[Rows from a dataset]
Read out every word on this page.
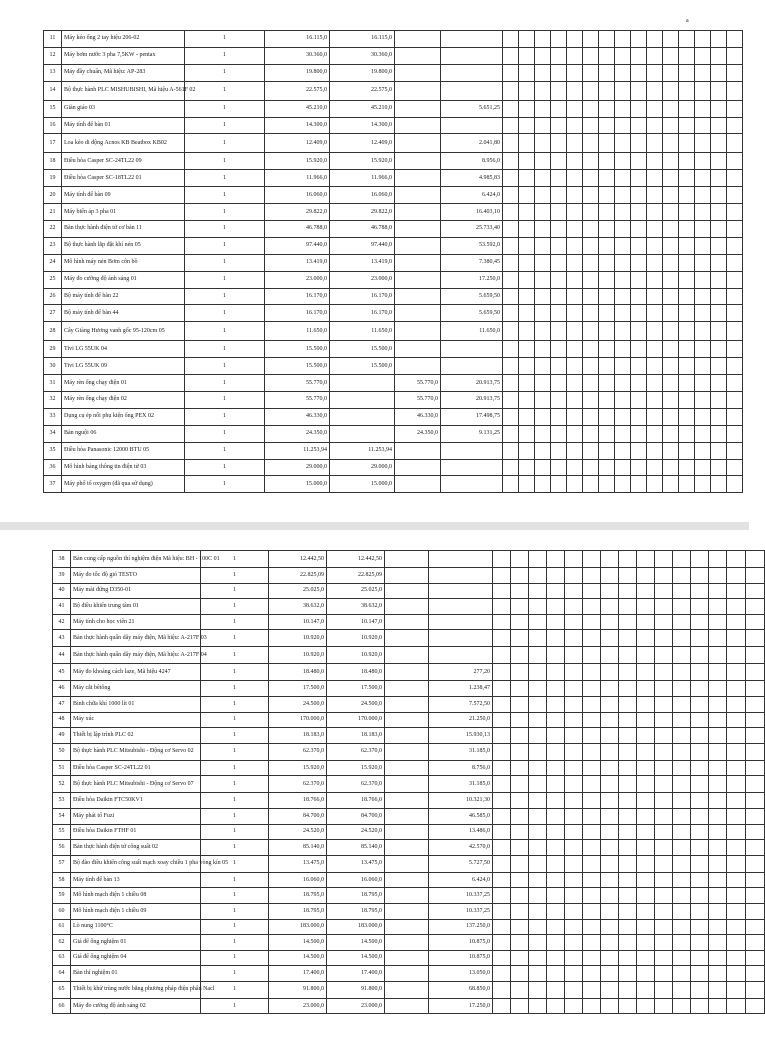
a
11	Máy kéo ống 2 tay hiệu 206-02	1	16.115,0	16.115,0																	
12	Máy bơm nước 3 pha 7,5KW - pentax	1	30.360,0	30.360,0																	
13	Máy đầy chuẩn, Mã hiệu: AP-283	1	19.800,0	19.800,0																	
14	Bộ thực hành PLC MISHUBISHI, Mã hiệu A-561F 02	1	22.575,0	22.575,0																	
15	Giàn giáo 03	1	45.210,0	45.210,0		5.651,25															
16	Máy tính để bàn 01	1	14.300,0	14.300,0																	
17	Loa kéo di động Acnos KB Beatbox KB02	1	12.409,0	12.409,0		2.041,80															
18	Điều hòa Casper SC-24TL22 09	1	15.920,0	15.920,0		8.956,0															
19	Điều hòa Casper SC-18TL22 01	1	11.966,0	11.966,0		4.985,83															
20	Máy tính để bàn 09	1	16.060,0	16.060,0		6.424,0															
21	Máy biến áp 3 pha 01	1	29.822,0	29.822,0		16.403,10															
22	Bàn thực hành điện tử cơ bản 11	1	46.788,0	46.788,0		25.733,40															
23	Bộ thực hành lắp đặt khí nén 05	1	97.440,0	97.440,0		53.592,0															
24	Mô hình máy nén Bơm côn bồ	1	13.419,0	13.419,0		7.380,45															
25	Máy đo cường độ ánh sáng 01	1	23.000,0	23.000,0		17.250,0															
26	Bộ máy tính để bàn 22	1	16.170,0	16.170,0		5.659,50															
27	Bộ máy tính để bàn 44	1	16.170,0	16.170,0		5.659,50															
28	Cây Giàng Hương vanh gốc 95-120cm 05	1	11.650,0	11.650,0		11.650,0															
29	Tivi LG 55UK 04	1	15.500,0	15.500,0																	
30	Tivi LG 55UK 09	1	15.500,0	15.500,0																	
31	Máy rèn ống chạy điện 01	1	55.770,0		55.770,0	20.913,75															
32	Máy rèn ống chạy điện 02	1	55.770,0		55.770,0	20.913,75															
33	Dụng cụ ép nối phụ kiện ống PEX 02	1	46.330,0		46.330,0	17.498,75															
34	Bàn nguội 06	1	24.350,0		24.350,0	9.131,25															
35	Điều hòa Panasonic 12000 BTU 05	1	11.253,94	11.253,94																	
36	Mô hình bảng thông tin điện tử 03	1	29.000,0	29.000,0																	
37	Máy phổ tổ oxygen (đã qua sử dụng)	1	15.000,0	15.000,0																	
38	Bàn cung cấp nguồn thí nghiệm điện Mã hiệu: BH - 100C 01	1	12.442,50	12.442,50																	
39	Máy đo tốc độ gió TESTO	1	22.825,09	22.825,09																	
40	Máy mài đứng D350-01	1	25.025,0	25.025,0																	
41	Bộ điều khiển trung tâm 01	1	38.632,0	38.632,0																	
42	Máy tính cho học viên 21	1	10.147,0	10.147,0																	
43	Bàn thực hành quấn dây máy điện, Mã hiệu: A-217F 03	1	10.920,0	10.920,0																	
44	Bàn thực hành quấn dây máy điện, Mã hiệu: A-217F 04	1	10.920,0	10.920,0																	
45	Máy đo khoảng cách laze, Mã hiệu 4247	1	18.480,0	18.480,0		277,20															
46	Máy cắt bêtông	1	17.500,0	17.500,0		1.238,47															
47	Bình chữa khí 1000 lít 01	1	24.500,0	24.500,0		7.572,50															
48	Máy xúc	1	170.000,0	170.000,0		21.250,0															
49	Thiết bị lập trình PLC 02	1	18.183,0	18.183,0		15.930,13															
50	Bộ thực hành PLC Mitsubishi - Động cơ Servo 02	1	62.370,0	62.370,0		31.185,0															
51	Điều hòa Casper SC-24TL22 01	1	15.920,0	15.920,0		8.756,0															
52	Bộ thực hành PLC Mitsubishi - Động cơ Servo 07	1	62.370,0	62.370,0		31.185,0															
53	Điều hòa Daikin FTC50KV1	1	18.766,0	18.766,0		10.321,30															
54	Máy phát tổ Fuzi	1	84.700,0	84.700,0		46.585,0															
55	Điều hòa Daikin FTHF 01	1	24.520,0	24.520,0		13.486,0															
56	Bàn thực hành điện tử công suất 02	1	85.140,0	85.140,0		42.570,0															
57	Bộ đào điều khiển công suất mạch xoay chiều 1 pha vòng kín 05	1	13.475,0	13.475,0		5.727,50															
58	Máy tính để bàn 13	1	16.060,0	16.060,0		6.424,0															
59	Mô hình mạch điện 1 chiều 08	1	18.795,0	18.795,0		10.337,25															
60	Mô hình mạch điện 1 chiều 09	1	18.795,0	18.795,0		10.337,25															
61	Lò nung 1100°C	1	183.000,0	183.000,0		137.250,0															
62	Giá để ống nghiệm 01	1	14.500,0	14.500,0		10.875,0															
63	Giá để ống nghiệm 04	1	14.500,0	14.500,0		10.875,0															
64	Bàn thí nghiệm 01	1	17.400,0	17.400,0		13.050,0															
65	Thiết bị khử trùng nước bằng phương pháp điện phân Nacl	1	91.800,0	91.800,0		68.850,0															
66	Máy đo cường độ ánh sáng 02	1	23.000,0	23.000,0		17.250,0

● Task instructions
Using the listing above, locate the lines that hold "điện" and copy each one.

● Correct output
22	Bàn thực hành điện tử cơ bản 11	1	46.788,0	46.788,0		25.733,40															
31	Máy rèn ống chạy điện 01	1	55.770,0		55.770,0	20.913,75															
32	Máy rèn ống chạy điện 02	1	55.770,0		55.770,0	20.913,75															
36	Mô hình bảng thông tin điện tử 03	1	29.000,0	29.000,0																	
38	Bàn cung cấp nguồn thí nghiệm điện Mã hiệu: BH - 100C 01	1	12.442,50	12.442,50																	
43	Bàn thực hành quấn dây máy điện, Mã hiệu: A-217F 03	1	10.920,0	10.920,0																	
44	Bàn thực hành quấn dây máy điện, Mã hiệu: A-217F 04	1	10.920,0	10.920,0																	
56	Bàn thực hành điện tử công suất 02	1	85.140,0	85.140,0		42.570,0															
59	Mô hình mạch điện 1 chiều 08	1	18.795,0	18.795,0		10.337,25															
60	Mô hình mạch điện 1 chiều 09	1	18.795,0	18.795,0		10.337,25															
65	Thiết bị khử trùng nước bằng phương pháp điện phân Nacl	1	91.800,0	91.800,0		68.850,0															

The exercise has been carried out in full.